START Passage given
The contraction echoed in the real estate side of Hollywood too: historic Radford Studio Center, long a hub for major television and film shoots, recently defaulted on approximately $1.1 billion in debt and is being returned to lenders, underscoring financial stress in the sector.
Amid that downturn, infrastructure investments like East End Studios’ new Mission Campus highlight a strategic bet on the future. Partner Shep Wainwright emphasized the versatility of the new facility, designed to handle a wide range of production needs from episodic television to big-screen work.
The campus is a 255,000 square foot facility complete with expansive office space and five-full service sound stages.
In total, the campus created 1,500 construction jobs and is expected to spur an additional 750 permanent jobs for Angelenos. City leadership also channeled optimism.
“LA is the creative capital of the world, with our entertainment industry being core to this city’s history and the backbone of our economy,” said Los Angeles Mayor Karen Bass. “When we invest in our signature industry, we are creating good-paying union jobs, expanding creative outlets and spurring new economic opportunities. I want to congratulate East End Studios on this milestone and look forward to continuing our partnership to deliver for Angelenos.”
Economic incentives are another piece of the puzzle.
California significantly expanded its Film & TV Tax Credit Program in 2025, increasing the total budget and broadening eligibility.
END Passage given
START Information supplied
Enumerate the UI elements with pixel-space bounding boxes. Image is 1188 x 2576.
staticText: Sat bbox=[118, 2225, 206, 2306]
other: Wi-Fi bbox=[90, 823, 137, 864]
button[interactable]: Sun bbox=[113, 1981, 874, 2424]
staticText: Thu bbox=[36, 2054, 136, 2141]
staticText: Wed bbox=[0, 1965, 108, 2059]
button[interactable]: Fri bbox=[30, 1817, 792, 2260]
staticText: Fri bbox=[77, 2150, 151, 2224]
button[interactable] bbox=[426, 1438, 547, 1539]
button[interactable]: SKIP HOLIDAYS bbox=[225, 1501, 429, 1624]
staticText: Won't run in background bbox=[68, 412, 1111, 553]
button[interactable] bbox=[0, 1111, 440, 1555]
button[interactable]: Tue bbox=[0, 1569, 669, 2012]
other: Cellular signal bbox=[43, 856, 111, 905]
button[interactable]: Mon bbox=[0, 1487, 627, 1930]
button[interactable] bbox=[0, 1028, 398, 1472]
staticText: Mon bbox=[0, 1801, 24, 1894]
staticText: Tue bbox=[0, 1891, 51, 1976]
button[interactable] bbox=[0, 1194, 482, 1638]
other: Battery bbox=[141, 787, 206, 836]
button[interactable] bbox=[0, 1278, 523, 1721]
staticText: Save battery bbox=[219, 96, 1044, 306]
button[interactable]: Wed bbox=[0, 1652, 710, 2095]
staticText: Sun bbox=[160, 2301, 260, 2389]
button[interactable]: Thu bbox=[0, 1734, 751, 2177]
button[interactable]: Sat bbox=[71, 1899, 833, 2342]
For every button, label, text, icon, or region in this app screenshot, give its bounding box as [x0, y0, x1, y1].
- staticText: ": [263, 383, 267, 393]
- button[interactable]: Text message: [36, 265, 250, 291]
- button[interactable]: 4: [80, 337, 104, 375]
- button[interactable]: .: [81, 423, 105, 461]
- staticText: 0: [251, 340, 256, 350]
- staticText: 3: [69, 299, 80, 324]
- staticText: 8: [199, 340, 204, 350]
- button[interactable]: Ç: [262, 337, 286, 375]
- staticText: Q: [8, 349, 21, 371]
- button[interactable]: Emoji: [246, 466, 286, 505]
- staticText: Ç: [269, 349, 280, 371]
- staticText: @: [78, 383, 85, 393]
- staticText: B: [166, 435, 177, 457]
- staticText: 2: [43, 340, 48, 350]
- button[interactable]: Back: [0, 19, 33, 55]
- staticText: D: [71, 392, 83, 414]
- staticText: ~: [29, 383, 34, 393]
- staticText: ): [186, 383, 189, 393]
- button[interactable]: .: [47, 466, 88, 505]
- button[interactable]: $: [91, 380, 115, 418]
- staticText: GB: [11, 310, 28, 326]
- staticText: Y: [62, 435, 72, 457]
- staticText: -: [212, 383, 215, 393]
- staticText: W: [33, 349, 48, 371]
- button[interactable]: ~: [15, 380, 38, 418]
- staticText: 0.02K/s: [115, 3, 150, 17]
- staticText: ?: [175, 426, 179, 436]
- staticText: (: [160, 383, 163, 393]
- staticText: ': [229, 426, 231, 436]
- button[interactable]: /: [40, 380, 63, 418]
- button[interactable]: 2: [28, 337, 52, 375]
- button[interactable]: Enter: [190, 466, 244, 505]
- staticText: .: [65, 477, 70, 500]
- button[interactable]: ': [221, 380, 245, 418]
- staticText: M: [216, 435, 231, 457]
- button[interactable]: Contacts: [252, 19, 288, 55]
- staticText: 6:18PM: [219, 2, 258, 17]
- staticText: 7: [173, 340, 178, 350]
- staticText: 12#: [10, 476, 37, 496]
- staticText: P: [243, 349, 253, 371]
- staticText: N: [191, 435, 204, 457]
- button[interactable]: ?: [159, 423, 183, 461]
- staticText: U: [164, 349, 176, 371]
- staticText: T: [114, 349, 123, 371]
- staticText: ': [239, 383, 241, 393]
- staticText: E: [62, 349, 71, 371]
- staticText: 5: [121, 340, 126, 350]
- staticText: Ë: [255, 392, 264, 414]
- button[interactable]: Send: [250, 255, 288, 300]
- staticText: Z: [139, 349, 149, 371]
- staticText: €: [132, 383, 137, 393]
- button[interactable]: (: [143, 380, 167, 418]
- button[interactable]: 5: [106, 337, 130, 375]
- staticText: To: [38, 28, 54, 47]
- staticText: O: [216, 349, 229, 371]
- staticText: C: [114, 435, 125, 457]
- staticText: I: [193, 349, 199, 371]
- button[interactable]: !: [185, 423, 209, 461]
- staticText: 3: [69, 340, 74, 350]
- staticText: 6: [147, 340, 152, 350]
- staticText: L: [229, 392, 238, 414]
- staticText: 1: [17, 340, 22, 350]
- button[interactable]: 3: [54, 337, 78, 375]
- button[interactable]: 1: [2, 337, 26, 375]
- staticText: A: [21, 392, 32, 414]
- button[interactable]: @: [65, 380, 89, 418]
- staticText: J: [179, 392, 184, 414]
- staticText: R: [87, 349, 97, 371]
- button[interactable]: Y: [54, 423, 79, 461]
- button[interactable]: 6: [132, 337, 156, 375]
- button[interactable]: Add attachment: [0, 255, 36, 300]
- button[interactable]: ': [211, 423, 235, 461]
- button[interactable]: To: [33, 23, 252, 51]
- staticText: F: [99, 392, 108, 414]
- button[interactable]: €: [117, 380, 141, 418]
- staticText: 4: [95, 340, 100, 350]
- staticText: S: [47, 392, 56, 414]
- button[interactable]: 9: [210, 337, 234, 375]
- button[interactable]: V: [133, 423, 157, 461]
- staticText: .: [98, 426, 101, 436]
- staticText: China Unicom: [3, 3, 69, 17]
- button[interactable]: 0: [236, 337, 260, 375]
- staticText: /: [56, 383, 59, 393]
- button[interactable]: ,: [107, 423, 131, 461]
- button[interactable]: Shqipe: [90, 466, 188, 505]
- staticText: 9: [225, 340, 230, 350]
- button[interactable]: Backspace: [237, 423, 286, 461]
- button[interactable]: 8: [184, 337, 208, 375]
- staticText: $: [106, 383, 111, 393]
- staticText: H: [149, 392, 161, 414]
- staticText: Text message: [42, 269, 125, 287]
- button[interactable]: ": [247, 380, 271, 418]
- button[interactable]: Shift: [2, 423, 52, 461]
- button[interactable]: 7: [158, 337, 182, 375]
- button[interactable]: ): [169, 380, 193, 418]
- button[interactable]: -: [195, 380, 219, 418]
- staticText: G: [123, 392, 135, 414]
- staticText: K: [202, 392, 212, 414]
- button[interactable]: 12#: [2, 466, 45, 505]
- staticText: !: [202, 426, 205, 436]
END Information supplied
• _Requirements_
Condense the paragraph beginning "Amid that downturn" in the text above about Hollywood studios into a short bulleted list that keeps its main facts.

• _Full answer_
- During the downturn, infrastructure investments such as East End Studios' new Mission Campus show a strategic bet on the future.
- Partner Shep Wainwright stressed that the facility is versatile.
- It is designed for a wide range of production needs, from episodic television to big-screen work.